====== Exercise inputs ======

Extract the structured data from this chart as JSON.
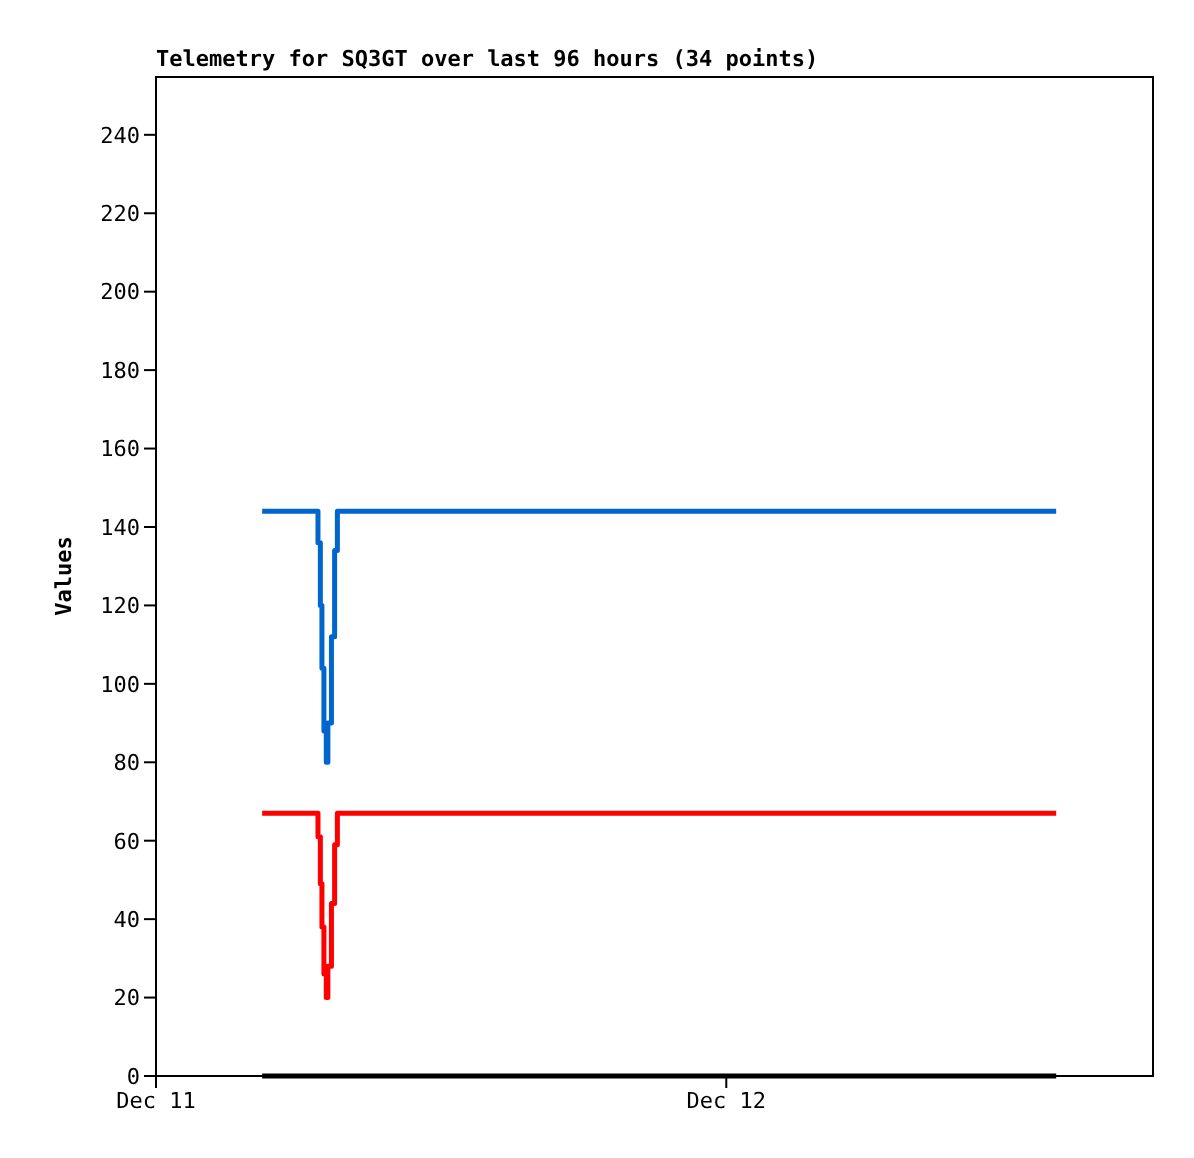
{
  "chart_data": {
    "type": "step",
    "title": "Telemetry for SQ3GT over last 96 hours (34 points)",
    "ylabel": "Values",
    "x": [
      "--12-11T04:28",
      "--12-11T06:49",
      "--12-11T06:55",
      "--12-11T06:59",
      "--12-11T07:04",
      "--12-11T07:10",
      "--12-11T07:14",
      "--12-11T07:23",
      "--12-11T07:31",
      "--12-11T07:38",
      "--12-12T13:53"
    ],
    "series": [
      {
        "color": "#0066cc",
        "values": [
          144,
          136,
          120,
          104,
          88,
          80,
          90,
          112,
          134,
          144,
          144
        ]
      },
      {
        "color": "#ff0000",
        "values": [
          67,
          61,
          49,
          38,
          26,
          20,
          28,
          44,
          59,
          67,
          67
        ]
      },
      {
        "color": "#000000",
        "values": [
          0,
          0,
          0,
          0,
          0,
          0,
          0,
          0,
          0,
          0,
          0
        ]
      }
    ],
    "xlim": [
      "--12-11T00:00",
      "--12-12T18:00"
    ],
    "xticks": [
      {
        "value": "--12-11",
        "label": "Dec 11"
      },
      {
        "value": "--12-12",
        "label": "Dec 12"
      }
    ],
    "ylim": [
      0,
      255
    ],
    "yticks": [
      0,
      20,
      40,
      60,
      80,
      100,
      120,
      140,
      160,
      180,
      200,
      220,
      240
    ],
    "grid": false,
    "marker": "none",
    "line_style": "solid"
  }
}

======

**Short exercise:**
Pictures in the records should not appear in your copy, but everything else must be transcribed exactly.

**Output of the exercise:**
Extract the structured data from this chart as JSON.
{
  "chart_data": {
    "type": "step",
    "title": "Telemetry for SQ3GT over last 96 hours (34 points)",
    "ylabel": "Values",
    "x": [
      "--12-11T04:28",
      "--12-11T06:49",
      "--12-11T06:55",
      "--12-11T06:59",
      "--12-11T07:04",
      "--12-11T07:10",
      "--12-11T07:14",
      "--12-11T07:23",
      "--12-11T07:31",
      "--12-11T07:38",
      "--12-12T13:53"
    ],
    "series": [
      {
        "color": "#0066cc",
        "values": [
          144,
          136,
          120,
          104,
          88,
          80,
          90,
          112,
          134,
          144,
          144
        ]
      },
      {
        "color": "#ff0000",
        "values": [
          67,
          61,
          49,
          38,
          26,
          20,
          28,
          44,
          59,
          67,
          67
        ]
      },
      {
        "color": "#000000",
        "values": [
          0,
          0,
          0,
          0,
          0,
          0,
          0,
          0,
          0,
          0,
          0
        ]
      }
    ],
    "xlim": [
      "--12-11T00:00",
      "--12-12T18:00"
    ],
    "xticks": [
      {
        "value": "--12-11",
        "label": "Dec 11"
      },
      {
        "value": "--12-12",
        "label": "Dec 12"
      }
    ],
    "ylim": [
      0,
      255
    ],
    "yticks": [
      0,
      20,
      40,
      60,
      80,
      100,
      120,
      140,
      160,
      180,
      200,
      220,
      240
    ],
    "grid": false,
    "marker": "none",
    "line_style": "solid"
  }
}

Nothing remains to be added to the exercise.